• Short problem: Return every line of the material exactly.

━━━━━ Records supplied

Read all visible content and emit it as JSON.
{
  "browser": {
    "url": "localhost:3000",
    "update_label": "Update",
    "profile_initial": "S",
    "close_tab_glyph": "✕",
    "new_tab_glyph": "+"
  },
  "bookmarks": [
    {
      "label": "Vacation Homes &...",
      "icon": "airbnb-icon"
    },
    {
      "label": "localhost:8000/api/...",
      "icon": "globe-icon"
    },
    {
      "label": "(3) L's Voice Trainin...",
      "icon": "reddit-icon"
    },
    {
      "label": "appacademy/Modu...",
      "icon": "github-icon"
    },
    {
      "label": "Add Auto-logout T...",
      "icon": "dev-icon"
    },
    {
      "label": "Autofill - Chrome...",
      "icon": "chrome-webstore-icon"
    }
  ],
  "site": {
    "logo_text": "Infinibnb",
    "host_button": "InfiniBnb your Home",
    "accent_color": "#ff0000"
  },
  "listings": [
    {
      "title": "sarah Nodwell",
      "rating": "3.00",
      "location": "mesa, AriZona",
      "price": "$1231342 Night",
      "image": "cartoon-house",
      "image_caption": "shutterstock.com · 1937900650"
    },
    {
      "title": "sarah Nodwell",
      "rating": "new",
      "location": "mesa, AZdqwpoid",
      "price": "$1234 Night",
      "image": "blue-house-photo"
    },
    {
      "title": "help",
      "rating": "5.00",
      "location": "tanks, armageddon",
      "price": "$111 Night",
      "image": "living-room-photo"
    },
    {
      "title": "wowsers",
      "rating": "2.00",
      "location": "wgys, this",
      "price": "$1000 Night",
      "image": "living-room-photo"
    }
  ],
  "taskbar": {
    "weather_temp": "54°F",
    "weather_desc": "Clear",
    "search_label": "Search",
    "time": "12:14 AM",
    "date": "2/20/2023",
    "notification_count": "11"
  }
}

━━━━━━━━━━

• Task solution:
Read all visible content and emit it as JSON.
{
  "browser": {
    "url": "localhost:3000",
    "update_label": "Update",
    "profile_initial": "S",
    "close_tab_glyph": "✕",
    "new_tab_glyph": "+"
  },
  "bookmarks": [
    {
      "label": "Vacation Homes &...",
      "icon": "airbnb-icon"
    },
    {
      "label": "localhost:8000/api/...",
      "icon": "globe-icon"
    },
    {
      "label": "(3) L's Voice Trainin...",
      "icon": "reddit-icon"
    },
    {
      "label": "appacademy/Modu...",
      "icon": "github-icon"
    },
    {
      "label": "Add Auto-logout T...",
      "icon": "dev-icon"
    },
    {
      "label": "Autofill - Chrome...",
      "icon": "chrome-webstore-icon"
    }
  ],
  "site": {
    "logo_text": "Infinibnb",
    "host_button": "InfiniBnb your Home",
    "accent_color": "#ff0000"
  },
  "listings": [
    {
      "title": "sarah Nodwell",
      "rating": "3.00",
      "location": "mesa, AriZona",
      "price": "$1231342 Night",
      "image": "cartoon-house",
      "image_caption": "shutterstock.com · 1937900650"
    },
    {
      "title": "sarah Nodwell",
      "rating": "new",
      "location": "mesa, AZdqwpoid",
      "price": "$1234 Night",
      "image": "blue-house-photo"
    },
    {
      "title": "help",
      "rating": "5.00",
      "location": "tanks, armageddon",
      "price": "$111 Night",
      "image": "living-room-photo"
    },
    {
      "title": "wowsers",
      "rating": "2.00",
      "location": "wgys, this",
      "price": "$1000 Night",
      "image": "living-room-photo"
    }
  ],
  "taskbar": {
    "weather_temp": "54°F",
    "weather_desc": "Clear",
    "search_label": "Search",
    "time": "12:14 AM",
    "date": "2/20/2023",
    "notification_count": "11"
  }
}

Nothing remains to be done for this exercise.